§ **WHAT TO DO**:
Your answer should be one number: how many lines of the data include the string "type"?

§ **INPUT FOR THIS TASK**:
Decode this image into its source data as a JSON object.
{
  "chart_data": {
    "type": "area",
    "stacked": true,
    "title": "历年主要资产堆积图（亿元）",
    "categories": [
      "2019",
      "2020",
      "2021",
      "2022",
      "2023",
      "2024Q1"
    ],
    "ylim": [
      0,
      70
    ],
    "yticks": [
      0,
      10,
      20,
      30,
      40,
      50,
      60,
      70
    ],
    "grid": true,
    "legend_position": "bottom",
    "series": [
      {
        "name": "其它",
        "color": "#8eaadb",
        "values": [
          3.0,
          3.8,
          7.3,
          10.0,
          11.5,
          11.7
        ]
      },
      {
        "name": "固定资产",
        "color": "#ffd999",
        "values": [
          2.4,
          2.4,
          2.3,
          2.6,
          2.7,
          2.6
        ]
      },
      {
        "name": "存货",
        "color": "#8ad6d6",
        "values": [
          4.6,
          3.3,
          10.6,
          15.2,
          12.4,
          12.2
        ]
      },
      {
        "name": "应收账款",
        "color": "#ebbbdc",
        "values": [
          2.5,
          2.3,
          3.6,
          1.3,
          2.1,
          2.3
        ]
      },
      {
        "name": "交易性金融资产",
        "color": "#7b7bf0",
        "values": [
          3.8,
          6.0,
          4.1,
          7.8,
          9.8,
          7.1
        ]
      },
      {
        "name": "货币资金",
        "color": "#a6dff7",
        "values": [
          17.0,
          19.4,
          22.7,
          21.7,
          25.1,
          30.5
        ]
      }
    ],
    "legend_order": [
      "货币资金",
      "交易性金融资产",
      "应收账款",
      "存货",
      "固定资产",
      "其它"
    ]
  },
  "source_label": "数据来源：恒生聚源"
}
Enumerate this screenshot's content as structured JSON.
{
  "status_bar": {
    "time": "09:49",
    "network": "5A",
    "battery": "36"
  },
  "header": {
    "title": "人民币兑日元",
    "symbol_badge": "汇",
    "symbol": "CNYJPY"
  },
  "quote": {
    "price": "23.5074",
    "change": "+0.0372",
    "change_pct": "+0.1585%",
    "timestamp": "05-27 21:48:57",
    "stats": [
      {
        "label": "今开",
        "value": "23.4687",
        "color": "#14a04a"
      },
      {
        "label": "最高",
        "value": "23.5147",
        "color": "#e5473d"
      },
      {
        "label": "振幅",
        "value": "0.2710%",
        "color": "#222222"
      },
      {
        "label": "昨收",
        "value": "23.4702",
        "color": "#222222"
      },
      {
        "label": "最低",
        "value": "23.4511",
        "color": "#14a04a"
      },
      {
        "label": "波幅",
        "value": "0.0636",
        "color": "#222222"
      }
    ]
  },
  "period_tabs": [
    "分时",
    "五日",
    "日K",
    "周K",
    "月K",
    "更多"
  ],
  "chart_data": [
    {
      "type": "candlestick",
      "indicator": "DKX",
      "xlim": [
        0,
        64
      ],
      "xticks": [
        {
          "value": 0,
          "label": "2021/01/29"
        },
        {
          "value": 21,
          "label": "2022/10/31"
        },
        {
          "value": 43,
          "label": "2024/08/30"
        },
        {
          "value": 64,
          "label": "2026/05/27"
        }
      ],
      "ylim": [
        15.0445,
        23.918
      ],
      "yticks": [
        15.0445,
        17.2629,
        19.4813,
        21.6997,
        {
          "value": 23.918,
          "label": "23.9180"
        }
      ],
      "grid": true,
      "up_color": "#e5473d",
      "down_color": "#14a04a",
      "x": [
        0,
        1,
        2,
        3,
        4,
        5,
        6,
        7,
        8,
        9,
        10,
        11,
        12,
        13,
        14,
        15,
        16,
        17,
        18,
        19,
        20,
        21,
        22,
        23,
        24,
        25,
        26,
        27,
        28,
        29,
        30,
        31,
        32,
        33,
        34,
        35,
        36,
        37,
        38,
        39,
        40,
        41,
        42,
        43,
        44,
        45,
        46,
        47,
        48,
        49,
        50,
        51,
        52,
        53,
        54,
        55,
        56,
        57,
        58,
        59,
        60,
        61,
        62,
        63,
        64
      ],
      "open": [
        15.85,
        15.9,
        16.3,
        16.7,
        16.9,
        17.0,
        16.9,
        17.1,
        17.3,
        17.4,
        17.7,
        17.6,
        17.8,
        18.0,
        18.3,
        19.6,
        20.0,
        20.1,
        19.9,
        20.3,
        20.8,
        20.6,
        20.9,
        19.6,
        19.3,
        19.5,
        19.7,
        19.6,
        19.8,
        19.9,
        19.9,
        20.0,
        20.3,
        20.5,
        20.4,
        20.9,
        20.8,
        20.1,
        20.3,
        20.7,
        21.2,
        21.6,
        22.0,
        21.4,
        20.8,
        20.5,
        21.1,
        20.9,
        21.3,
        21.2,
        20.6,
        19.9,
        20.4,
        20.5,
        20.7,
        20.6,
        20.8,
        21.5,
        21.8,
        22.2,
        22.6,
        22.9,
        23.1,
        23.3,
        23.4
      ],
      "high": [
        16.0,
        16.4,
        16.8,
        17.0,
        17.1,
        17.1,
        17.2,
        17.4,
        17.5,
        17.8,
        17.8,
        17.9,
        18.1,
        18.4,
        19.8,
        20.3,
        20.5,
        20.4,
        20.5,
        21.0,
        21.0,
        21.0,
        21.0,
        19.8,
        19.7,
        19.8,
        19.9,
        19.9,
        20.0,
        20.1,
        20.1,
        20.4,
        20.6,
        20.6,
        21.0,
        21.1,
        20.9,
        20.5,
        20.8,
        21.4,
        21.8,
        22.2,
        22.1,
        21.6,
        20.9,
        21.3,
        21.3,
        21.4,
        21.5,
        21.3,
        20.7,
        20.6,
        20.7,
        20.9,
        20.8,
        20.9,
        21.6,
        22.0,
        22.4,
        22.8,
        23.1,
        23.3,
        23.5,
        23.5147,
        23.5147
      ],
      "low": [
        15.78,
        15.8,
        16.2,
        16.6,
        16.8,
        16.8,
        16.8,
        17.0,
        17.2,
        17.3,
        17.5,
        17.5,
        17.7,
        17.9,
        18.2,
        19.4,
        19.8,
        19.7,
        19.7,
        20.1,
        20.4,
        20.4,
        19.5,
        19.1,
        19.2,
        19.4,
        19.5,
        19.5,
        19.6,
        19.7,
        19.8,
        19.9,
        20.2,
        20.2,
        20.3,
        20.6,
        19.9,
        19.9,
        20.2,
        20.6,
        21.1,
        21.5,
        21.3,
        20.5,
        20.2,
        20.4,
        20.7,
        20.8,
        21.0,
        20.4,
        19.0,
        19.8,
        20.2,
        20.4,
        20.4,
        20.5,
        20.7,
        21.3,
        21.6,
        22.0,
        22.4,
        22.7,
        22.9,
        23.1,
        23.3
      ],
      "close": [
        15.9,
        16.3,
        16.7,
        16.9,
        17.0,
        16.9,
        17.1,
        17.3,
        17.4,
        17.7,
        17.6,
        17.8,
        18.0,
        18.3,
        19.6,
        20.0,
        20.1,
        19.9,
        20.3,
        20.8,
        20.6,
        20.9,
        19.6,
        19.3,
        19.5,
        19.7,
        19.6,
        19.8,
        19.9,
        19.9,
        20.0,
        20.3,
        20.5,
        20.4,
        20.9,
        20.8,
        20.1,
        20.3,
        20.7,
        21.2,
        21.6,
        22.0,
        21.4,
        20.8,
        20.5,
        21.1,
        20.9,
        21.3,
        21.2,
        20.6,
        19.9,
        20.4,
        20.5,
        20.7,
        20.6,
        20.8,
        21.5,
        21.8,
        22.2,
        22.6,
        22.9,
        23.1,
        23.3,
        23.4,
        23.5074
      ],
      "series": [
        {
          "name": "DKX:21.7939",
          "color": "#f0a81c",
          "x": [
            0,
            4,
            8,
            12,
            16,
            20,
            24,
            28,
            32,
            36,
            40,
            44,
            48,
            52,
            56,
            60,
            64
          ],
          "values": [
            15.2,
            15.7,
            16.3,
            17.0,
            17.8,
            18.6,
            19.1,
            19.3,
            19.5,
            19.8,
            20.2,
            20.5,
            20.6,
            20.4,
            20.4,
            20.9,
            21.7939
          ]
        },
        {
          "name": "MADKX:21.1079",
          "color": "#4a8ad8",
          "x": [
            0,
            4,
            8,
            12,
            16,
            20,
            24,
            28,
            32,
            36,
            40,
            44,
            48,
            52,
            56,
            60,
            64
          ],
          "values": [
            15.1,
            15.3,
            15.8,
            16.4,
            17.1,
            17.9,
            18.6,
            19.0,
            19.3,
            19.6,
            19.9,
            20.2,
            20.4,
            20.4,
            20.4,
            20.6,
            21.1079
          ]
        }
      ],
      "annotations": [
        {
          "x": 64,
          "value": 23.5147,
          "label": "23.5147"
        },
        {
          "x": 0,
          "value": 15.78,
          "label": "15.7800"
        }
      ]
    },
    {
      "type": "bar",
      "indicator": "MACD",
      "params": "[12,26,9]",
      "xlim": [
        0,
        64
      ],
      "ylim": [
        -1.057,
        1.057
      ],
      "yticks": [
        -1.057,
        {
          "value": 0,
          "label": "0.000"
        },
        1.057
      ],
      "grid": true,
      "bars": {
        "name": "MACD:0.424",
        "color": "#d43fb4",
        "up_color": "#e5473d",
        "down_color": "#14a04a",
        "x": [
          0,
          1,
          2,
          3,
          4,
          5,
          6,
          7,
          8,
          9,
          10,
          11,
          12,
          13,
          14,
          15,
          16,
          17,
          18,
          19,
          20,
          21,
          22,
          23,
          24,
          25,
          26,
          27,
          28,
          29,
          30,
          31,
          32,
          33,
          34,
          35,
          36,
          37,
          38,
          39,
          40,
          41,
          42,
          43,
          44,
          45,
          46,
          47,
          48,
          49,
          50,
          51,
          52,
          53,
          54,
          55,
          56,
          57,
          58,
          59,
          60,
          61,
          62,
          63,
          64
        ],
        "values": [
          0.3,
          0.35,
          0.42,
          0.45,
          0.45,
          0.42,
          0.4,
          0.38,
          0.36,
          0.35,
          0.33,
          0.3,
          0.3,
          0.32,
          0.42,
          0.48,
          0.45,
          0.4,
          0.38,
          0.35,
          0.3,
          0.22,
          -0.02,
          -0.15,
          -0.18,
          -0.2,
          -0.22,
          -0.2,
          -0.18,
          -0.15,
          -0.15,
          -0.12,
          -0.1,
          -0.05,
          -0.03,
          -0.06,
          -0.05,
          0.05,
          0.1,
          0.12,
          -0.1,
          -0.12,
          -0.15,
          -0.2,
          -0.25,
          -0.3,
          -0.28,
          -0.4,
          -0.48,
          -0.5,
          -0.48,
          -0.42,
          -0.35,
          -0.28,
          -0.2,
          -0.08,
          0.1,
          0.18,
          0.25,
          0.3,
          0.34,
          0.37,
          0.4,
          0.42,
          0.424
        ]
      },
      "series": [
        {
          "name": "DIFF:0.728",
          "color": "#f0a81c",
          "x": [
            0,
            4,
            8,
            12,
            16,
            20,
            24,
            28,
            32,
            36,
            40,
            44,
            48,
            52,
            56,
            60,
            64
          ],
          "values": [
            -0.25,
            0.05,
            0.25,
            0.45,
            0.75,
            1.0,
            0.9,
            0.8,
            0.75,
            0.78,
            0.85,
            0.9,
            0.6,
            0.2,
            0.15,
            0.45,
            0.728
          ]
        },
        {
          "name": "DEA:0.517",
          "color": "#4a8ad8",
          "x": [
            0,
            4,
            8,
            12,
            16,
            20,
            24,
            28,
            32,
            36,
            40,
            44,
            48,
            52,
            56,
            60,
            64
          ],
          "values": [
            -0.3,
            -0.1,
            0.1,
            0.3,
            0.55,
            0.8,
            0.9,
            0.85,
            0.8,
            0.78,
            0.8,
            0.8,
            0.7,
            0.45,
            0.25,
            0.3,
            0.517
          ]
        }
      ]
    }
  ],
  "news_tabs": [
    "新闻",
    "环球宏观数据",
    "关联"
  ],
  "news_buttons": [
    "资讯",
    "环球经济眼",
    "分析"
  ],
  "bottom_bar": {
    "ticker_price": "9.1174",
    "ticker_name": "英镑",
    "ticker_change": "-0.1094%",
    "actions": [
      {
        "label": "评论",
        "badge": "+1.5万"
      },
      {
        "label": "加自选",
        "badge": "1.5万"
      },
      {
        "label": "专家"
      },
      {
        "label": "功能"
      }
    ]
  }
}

§ **TASK RESPONSE**:
3